## Your goal
Search the data for the string "Racine" and extract every line where it appears.

## Collected data entries
——

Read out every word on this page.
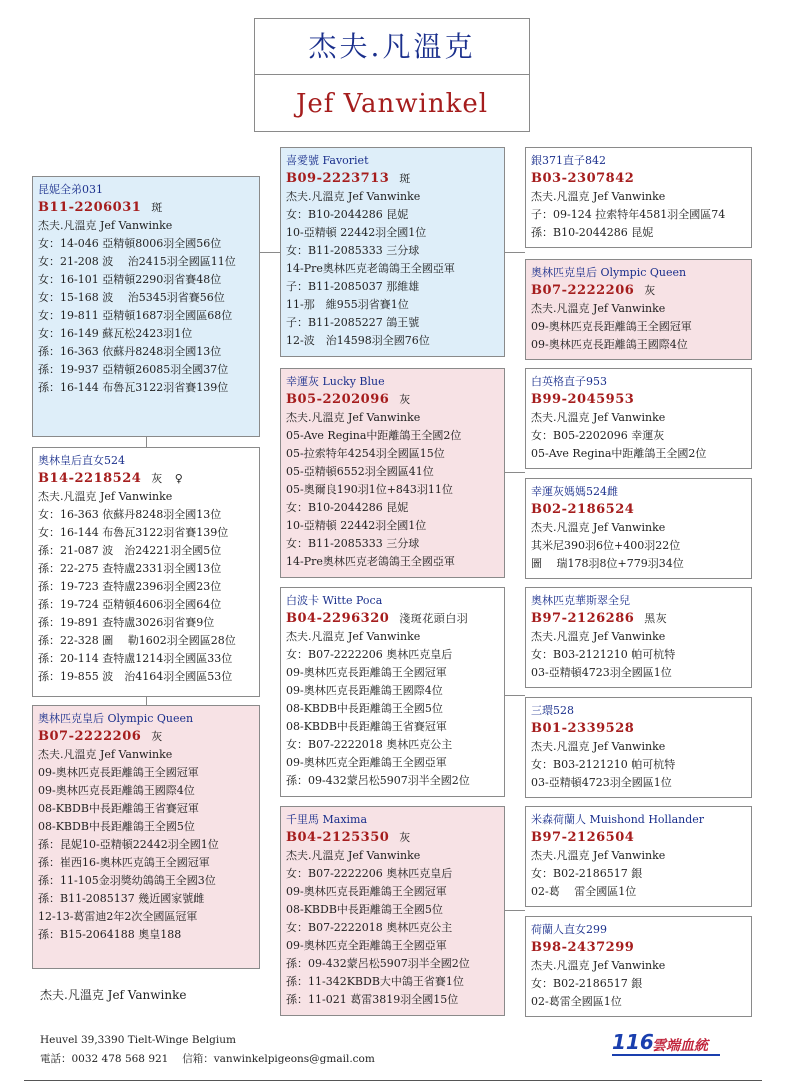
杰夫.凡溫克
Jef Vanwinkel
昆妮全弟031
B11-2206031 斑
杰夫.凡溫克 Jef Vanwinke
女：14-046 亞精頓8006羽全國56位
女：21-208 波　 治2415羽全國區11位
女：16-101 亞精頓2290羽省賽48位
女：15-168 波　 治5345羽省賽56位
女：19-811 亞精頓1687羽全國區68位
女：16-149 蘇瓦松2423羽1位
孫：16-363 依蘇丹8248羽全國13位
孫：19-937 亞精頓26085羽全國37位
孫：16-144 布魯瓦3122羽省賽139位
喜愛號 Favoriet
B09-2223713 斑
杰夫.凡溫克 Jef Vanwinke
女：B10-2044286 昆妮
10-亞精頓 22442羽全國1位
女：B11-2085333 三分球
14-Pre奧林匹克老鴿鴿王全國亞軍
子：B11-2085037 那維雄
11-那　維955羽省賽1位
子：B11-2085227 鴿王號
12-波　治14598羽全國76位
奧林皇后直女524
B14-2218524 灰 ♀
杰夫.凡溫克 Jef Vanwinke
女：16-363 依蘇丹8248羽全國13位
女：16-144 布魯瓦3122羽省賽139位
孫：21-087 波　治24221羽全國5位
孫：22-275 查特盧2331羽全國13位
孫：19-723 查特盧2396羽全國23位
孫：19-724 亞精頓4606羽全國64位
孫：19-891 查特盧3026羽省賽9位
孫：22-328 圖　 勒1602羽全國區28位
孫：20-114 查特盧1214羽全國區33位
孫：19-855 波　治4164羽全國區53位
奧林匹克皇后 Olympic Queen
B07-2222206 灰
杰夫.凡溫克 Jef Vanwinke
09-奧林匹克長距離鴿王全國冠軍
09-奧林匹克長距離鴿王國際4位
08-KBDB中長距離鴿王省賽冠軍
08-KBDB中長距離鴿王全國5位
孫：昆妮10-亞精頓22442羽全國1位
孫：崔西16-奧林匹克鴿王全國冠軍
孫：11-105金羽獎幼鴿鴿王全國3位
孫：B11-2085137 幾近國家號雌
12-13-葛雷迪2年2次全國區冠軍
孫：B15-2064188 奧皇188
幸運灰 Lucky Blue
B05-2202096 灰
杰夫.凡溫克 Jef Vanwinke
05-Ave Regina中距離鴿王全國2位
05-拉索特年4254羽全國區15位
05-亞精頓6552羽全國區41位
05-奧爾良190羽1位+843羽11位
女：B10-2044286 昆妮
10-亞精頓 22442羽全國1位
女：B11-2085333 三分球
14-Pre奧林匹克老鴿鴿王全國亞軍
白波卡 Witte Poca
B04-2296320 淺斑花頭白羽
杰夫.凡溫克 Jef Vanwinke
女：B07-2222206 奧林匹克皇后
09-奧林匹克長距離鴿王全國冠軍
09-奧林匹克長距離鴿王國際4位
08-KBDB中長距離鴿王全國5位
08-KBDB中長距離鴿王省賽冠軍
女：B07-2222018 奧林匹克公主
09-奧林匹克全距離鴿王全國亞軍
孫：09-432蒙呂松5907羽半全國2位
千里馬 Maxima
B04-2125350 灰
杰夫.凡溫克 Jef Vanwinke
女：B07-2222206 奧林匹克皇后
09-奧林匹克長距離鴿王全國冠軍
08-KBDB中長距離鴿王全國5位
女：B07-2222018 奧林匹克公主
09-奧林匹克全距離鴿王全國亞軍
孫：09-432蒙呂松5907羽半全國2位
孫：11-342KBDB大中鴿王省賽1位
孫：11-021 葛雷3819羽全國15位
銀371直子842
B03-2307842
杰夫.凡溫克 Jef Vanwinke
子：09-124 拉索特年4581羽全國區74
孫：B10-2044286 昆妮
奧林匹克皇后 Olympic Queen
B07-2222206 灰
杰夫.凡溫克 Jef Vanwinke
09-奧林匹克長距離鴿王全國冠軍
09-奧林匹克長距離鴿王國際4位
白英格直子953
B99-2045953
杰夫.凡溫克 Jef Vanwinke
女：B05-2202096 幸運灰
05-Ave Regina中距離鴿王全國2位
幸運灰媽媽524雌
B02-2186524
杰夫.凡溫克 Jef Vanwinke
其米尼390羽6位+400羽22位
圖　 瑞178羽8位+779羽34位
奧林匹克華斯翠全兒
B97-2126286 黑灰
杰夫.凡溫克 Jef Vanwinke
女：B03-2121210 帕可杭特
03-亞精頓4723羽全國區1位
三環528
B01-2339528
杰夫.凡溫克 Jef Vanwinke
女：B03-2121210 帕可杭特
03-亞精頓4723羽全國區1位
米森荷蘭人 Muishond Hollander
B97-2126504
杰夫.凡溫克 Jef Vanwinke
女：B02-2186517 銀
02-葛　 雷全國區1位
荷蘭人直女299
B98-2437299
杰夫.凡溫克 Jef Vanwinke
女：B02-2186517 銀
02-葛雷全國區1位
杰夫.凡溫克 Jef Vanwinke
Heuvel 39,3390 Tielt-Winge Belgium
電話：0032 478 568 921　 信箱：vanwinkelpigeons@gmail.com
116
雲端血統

——

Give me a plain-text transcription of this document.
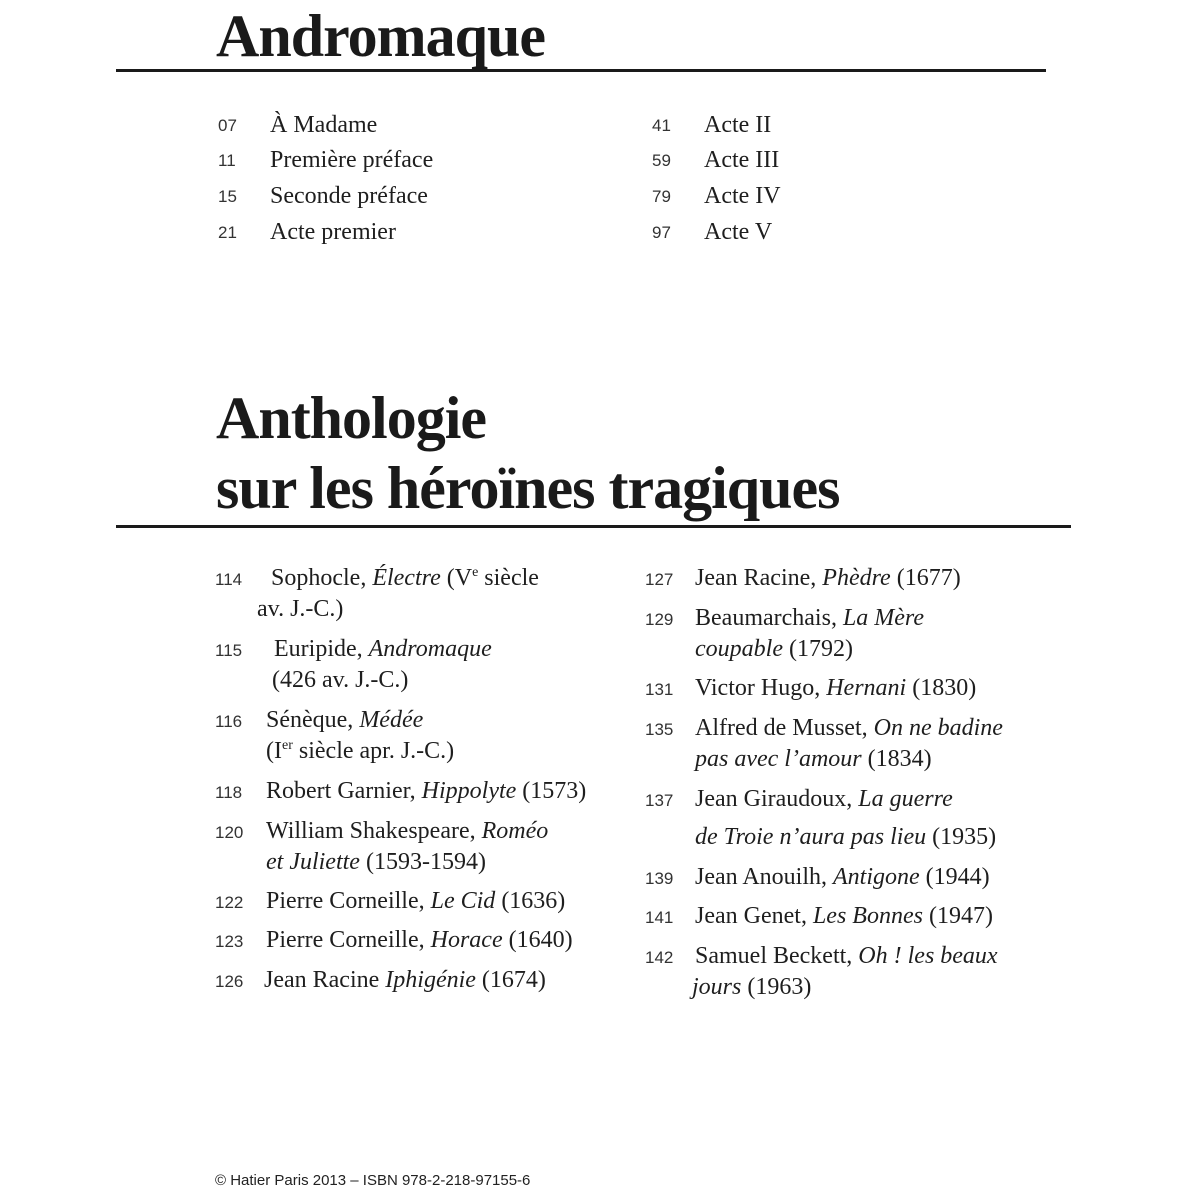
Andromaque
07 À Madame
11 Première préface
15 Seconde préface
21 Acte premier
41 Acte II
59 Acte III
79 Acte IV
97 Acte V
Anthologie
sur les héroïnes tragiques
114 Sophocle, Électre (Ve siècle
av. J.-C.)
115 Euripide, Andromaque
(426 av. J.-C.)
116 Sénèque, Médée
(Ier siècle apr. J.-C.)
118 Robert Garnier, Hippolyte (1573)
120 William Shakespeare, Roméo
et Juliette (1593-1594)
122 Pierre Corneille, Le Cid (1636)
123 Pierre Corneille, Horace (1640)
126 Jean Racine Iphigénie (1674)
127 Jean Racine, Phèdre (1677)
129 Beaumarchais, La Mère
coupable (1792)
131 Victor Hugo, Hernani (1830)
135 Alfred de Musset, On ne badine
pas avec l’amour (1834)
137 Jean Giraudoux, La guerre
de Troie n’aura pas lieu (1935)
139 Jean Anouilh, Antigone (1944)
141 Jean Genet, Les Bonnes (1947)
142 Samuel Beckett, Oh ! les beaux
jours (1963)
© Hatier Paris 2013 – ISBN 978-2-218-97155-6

——

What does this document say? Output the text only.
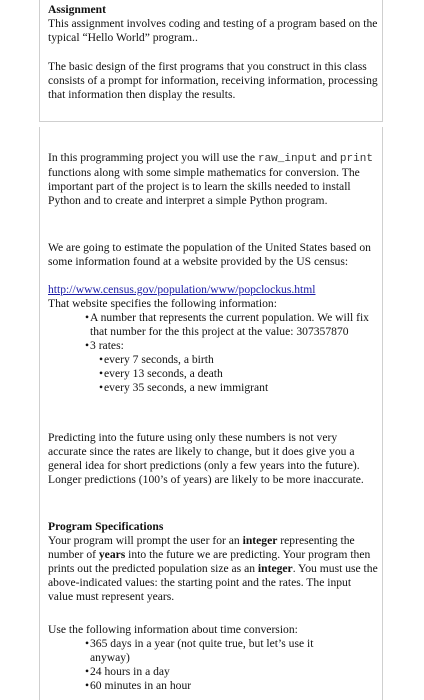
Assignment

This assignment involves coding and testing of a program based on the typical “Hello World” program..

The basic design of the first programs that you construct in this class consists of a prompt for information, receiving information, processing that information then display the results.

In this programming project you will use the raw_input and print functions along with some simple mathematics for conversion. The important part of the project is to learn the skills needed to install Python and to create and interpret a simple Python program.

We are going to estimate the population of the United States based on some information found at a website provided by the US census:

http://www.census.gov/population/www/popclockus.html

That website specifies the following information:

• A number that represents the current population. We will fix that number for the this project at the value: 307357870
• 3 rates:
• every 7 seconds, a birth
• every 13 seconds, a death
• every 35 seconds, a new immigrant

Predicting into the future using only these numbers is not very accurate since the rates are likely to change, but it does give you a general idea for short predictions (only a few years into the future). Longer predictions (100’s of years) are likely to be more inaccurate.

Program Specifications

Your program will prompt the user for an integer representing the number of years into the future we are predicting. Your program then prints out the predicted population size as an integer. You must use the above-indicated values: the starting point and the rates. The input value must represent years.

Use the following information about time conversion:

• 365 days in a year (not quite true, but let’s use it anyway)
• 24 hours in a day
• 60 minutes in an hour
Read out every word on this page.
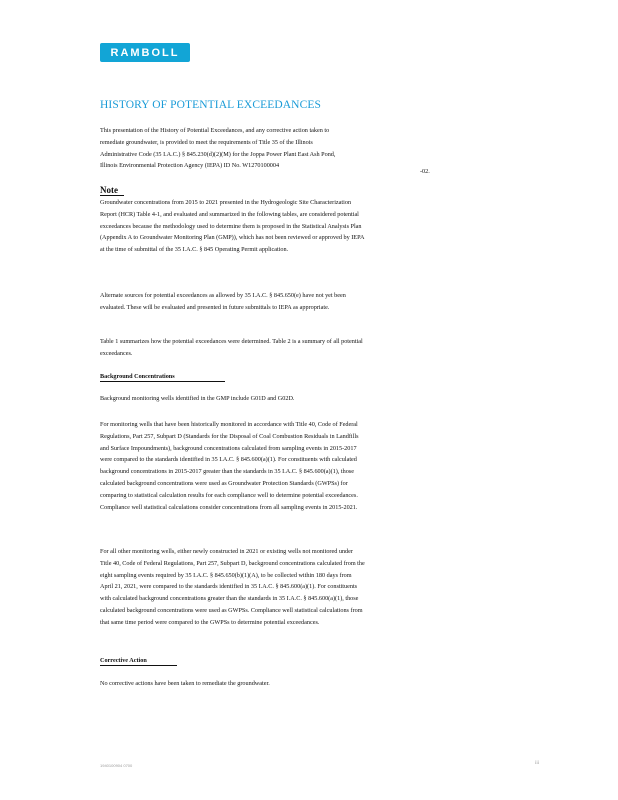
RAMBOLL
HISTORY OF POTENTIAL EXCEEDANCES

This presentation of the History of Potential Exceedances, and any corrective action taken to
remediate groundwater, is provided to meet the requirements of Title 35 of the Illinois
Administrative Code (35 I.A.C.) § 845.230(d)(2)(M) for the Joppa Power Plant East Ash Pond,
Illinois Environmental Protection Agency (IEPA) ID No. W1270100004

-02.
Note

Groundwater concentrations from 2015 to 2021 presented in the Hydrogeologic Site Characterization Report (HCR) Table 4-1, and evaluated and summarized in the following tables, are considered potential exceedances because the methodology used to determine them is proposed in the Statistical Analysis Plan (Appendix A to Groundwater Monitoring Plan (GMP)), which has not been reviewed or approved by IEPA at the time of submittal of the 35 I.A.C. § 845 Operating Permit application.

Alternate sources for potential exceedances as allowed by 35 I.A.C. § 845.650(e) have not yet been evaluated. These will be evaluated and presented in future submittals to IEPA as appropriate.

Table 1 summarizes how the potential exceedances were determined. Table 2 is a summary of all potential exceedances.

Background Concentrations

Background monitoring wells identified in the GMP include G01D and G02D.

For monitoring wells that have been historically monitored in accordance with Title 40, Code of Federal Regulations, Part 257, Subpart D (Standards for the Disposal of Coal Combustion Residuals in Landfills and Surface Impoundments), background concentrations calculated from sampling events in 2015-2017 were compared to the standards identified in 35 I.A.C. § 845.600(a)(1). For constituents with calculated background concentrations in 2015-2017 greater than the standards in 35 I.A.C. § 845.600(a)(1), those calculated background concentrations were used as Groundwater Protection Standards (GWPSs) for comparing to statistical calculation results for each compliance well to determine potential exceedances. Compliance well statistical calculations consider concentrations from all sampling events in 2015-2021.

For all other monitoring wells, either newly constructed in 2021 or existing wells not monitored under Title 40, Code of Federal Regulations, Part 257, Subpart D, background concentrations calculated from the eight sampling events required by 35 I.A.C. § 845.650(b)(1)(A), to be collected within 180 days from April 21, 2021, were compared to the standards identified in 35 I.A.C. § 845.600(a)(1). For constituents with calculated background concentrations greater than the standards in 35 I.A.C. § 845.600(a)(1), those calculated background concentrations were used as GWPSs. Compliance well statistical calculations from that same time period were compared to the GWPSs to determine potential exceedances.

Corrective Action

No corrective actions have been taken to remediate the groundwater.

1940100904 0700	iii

——

## Solved problem
126 Jean Racine Iphigénie (1674)
127 Jean Racine, Phèdre (1677)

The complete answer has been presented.